■ WHAT TO WORK ON
Pull out every line from the listing that has the word "Point".

** Begin **

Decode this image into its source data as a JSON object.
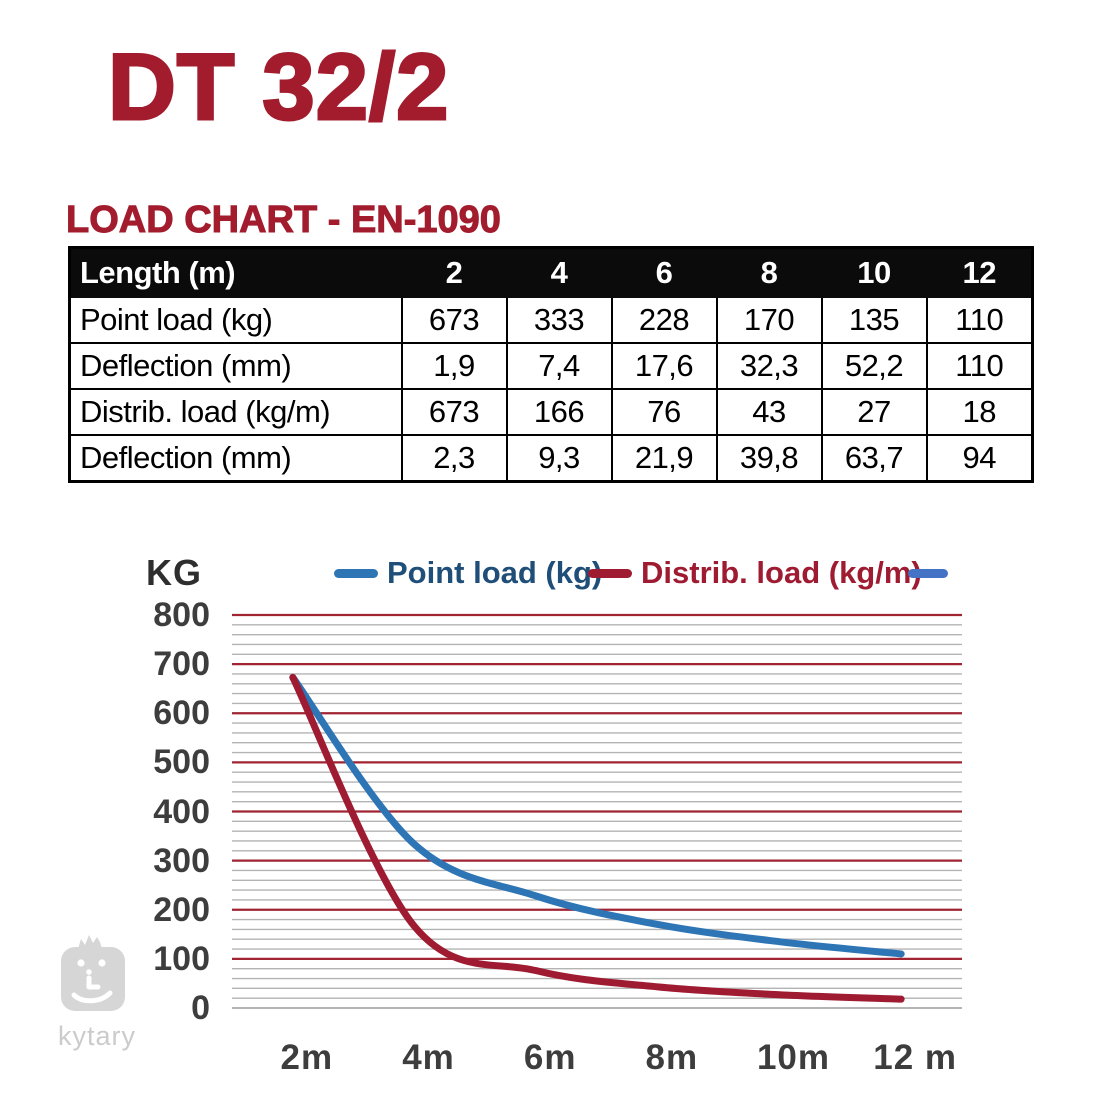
{
  "page": {
    "title": "DT 32/2",
    "subtitle": "LOAD CHART - EN-1090"
  },
  "table": {
    "header": {
      "label": "Length (m)",
      "values": [
        "2",
        "4",
        "6",
        "8",
        "10",
        "12"
      ]
    },
    "rows": [
      {
        "label": "Point load (kg)",
        "values": [
          "673",
          "333",
          "228",
          "170",
          "135",
          "110"
        ]
      },
      {
        "label": "Deflection (mm)",
        "values": [
          "1,9",
          "7,4",
          "17,6",
          "32,3",
          "52,2",
          "110"
        ]
      },
      {
        "label": "Distrib. load (kg/m)",
        "values": [
          "673",
          "166",
          "76",
          "43",
          "27",
          "18"
        ]
      },
      {
        "label": "Deflection (mm)",
        "values": [
          "2,3",
          "9,3",
          "21,9",
          "39,8",
          "63,7",
          "94"
        ]
      }
    ]
  },
  "chart_data": {
    "type": "line",
    "title": "",
    "y_axis_title": "KG",
    "categories": [
      "2m",
      "4m",
      "6m",
      "8m",
      "10m",
      "12 m"
    ],
    "x_values_m": [
      2,
      4,
      6,
      8,
      10,
      12
    ],
    "series": [
      {
        "name": "Point load (kg)",
        "color": "#2e75b6",
        "text_color": "#1f4e79",
        "values": [
          673,
          333,
          228,
          170,
          135,
          110
        ]
      },
      {
        "name": "Distrib. load (kg/m)",
        "color": "#9e1b32",
        "text_color": "#9e1b32",
        "values": [
          673,
          166,
          76,
          43,
          27,
          18
        ]
      }
    ],
    "extra_legend_dash_color": "#4472c4",
    "ylim": [
      0,
      800
    ],
    "y_tick_step": 100,
    "y_minor_step": 20,
    "y_tick_labels": [
      "0",
      "100",
      "200",
      "300",
      "400",
      "500",
      "600",
      "700",
      "800"
    ],
    "grid": true,
    "gridline_major_color": "#a12433",
    "gridline_minor_color": "#b3b3b3",
    "gridline_zero_color": "#9b9b9b",
    "legend_position": "top",
    "line_width": 7
  },
  "watermark": {
    "text": "kytary"
  }
}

** End **

■ SOLUTION FOR THIS EXERCISE
        "label": "Point load (kg)",
        "name": "Point load (kg)",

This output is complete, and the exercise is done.